Records about charts and figures
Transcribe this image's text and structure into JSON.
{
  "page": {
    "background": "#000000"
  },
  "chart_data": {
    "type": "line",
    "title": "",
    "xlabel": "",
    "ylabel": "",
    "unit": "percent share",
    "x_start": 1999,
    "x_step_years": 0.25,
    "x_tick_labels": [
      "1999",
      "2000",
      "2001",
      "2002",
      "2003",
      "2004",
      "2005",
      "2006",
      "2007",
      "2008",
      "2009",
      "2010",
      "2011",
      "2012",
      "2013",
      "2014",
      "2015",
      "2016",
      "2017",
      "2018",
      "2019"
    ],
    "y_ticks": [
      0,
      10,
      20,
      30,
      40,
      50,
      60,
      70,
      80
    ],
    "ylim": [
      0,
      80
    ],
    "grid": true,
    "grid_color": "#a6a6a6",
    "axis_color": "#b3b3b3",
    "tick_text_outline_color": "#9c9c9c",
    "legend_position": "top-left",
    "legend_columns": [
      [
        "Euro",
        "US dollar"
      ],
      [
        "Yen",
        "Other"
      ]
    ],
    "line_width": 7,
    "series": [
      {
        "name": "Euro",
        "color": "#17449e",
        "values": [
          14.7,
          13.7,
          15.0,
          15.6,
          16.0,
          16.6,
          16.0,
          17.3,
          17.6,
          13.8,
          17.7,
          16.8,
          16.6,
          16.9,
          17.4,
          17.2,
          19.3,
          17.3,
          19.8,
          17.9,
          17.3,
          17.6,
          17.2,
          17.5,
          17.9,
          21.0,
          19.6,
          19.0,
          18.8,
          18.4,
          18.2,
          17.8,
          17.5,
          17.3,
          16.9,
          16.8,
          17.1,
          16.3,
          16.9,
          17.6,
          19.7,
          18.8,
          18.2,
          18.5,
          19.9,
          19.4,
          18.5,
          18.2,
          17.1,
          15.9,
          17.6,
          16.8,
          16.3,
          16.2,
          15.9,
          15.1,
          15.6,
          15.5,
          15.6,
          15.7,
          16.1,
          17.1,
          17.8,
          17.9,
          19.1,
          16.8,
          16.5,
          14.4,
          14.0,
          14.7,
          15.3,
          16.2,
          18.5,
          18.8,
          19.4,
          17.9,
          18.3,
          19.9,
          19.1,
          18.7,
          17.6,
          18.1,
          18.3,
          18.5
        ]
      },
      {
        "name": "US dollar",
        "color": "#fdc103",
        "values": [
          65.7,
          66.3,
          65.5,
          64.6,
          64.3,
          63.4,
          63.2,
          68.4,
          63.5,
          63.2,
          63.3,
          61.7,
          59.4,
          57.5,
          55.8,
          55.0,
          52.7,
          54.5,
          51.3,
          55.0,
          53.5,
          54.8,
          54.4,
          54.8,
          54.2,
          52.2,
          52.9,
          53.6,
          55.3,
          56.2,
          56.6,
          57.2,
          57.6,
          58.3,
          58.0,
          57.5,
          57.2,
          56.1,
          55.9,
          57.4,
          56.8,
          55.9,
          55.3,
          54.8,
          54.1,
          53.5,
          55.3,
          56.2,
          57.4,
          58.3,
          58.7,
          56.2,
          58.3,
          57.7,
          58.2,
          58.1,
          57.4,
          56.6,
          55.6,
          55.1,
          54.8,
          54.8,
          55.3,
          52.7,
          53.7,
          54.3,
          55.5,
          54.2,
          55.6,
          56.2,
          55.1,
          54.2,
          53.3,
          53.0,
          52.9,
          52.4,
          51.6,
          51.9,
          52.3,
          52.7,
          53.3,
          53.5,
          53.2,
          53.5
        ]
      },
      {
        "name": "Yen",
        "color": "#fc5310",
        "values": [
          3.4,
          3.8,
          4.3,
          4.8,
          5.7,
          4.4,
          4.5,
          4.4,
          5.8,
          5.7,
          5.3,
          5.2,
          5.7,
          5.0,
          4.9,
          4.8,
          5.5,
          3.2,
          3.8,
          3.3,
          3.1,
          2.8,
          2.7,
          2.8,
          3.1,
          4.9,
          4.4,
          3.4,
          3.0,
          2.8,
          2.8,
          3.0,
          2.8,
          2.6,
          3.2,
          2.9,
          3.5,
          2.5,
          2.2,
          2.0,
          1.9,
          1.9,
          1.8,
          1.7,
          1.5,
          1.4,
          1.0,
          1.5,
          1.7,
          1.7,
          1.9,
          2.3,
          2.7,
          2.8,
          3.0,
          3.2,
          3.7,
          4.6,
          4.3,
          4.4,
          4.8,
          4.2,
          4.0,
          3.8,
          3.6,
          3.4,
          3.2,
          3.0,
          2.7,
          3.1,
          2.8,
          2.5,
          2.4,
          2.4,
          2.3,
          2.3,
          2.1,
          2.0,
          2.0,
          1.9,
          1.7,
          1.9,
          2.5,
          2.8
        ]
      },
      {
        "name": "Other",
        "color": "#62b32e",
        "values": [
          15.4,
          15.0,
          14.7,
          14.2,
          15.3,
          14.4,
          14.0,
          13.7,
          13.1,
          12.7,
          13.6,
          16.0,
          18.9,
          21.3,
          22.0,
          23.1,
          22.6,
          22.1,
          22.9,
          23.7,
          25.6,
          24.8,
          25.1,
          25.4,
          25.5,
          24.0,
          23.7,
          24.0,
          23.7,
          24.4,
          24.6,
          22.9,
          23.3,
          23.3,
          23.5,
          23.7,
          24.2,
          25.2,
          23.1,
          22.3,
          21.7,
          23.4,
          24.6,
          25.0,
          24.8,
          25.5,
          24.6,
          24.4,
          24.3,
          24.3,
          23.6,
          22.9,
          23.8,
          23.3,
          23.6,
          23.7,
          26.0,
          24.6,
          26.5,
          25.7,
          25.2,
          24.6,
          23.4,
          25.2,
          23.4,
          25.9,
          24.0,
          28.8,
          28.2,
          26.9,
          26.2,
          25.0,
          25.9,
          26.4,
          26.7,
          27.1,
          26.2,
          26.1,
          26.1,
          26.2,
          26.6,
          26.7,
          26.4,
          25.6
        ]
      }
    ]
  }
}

(PROBLEM STATEMENT) Select the lines in this material that hold the word "name", leaving none out.

(ANSWER BELOW)
        "name": "Euro",
        "name": "US dollar",
        "name": "Yen",
        "name": "Other",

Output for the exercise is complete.